> _SHORT EXERCISE_
Determine how many lines hold "theta" and give only that number.

> _DATASET RECORDS_
····················
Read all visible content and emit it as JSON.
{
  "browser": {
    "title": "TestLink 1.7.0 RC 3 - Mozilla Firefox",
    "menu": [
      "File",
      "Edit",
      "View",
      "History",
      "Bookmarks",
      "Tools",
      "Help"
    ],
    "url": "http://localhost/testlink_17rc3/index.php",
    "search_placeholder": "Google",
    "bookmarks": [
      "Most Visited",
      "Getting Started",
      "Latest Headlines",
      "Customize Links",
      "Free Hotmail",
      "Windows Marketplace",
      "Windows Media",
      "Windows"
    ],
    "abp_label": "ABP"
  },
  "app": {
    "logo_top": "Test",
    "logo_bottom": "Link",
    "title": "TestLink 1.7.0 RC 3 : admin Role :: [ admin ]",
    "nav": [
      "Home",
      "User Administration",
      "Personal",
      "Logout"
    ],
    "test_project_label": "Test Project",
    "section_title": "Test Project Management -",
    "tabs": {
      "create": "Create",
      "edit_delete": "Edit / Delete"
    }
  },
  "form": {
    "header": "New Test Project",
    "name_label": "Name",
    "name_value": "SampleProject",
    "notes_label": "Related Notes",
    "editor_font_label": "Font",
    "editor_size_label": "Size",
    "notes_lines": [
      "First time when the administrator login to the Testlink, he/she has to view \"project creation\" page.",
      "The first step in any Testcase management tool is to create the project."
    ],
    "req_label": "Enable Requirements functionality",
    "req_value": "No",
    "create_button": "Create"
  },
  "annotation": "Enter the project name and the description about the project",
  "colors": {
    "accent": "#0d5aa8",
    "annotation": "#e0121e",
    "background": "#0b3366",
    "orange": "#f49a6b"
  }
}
····················
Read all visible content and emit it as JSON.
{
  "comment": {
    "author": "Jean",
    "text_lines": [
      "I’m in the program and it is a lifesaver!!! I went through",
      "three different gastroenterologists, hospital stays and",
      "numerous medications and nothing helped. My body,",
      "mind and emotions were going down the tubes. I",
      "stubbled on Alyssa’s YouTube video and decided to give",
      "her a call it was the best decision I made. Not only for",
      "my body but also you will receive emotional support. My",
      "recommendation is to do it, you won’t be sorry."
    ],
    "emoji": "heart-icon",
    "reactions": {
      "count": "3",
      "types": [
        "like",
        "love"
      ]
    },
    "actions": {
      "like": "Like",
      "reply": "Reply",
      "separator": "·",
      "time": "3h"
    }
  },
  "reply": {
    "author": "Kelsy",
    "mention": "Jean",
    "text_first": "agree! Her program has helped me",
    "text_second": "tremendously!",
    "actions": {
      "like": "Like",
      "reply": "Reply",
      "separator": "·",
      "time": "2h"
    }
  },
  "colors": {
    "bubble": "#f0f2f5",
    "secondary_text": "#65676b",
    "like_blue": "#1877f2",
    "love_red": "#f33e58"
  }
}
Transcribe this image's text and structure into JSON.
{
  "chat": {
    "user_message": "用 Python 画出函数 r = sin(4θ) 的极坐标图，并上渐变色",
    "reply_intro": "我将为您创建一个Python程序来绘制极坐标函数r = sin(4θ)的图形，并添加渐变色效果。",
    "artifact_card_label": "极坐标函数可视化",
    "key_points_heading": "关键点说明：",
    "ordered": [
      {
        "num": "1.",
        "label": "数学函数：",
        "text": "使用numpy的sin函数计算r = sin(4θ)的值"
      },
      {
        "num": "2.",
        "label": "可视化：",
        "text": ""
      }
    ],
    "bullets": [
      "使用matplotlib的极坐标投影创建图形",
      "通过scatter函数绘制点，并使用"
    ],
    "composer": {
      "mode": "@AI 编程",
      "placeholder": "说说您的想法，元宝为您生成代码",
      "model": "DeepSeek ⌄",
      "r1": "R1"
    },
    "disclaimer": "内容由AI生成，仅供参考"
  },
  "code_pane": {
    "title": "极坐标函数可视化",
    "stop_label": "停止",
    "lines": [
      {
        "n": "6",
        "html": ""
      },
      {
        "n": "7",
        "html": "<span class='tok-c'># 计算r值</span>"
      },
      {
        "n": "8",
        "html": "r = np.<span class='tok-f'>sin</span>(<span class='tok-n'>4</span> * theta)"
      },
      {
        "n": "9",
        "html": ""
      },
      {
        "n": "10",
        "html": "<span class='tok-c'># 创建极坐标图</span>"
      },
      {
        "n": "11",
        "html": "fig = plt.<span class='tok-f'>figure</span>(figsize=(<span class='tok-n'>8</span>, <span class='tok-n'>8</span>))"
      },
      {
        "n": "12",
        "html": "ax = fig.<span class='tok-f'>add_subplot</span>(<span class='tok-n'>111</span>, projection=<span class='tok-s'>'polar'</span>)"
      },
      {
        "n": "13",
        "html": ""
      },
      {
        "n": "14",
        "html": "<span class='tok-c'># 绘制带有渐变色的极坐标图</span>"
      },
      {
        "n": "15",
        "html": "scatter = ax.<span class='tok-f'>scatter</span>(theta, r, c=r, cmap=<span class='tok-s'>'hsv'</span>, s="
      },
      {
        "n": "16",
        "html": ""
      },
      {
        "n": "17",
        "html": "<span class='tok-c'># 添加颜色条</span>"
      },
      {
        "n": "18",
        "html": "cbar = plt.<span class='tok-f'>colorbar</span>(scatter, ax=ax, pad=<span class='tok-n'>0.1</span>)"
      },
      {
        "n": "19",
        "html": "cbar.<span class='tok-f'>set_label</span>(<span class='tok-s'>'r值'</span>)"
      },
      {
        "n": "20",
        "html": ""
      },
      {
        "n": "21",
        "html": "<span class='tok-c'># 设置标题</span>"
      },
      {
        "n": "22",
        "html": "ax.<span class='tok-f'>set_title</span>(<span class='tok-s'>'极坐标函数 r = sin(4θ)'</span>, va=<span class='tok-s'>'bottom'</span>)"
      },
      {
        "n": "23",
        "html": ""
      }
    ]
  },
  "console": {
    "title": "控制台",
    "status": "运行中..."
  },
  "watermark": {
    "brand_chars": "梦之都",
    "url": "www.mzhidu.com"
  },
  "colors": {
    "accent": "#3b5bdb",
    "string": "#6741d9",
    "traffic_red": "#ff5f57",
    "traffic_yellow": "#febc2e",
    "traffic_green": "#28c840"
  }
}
····················
> _RESPONSE BELOW_
2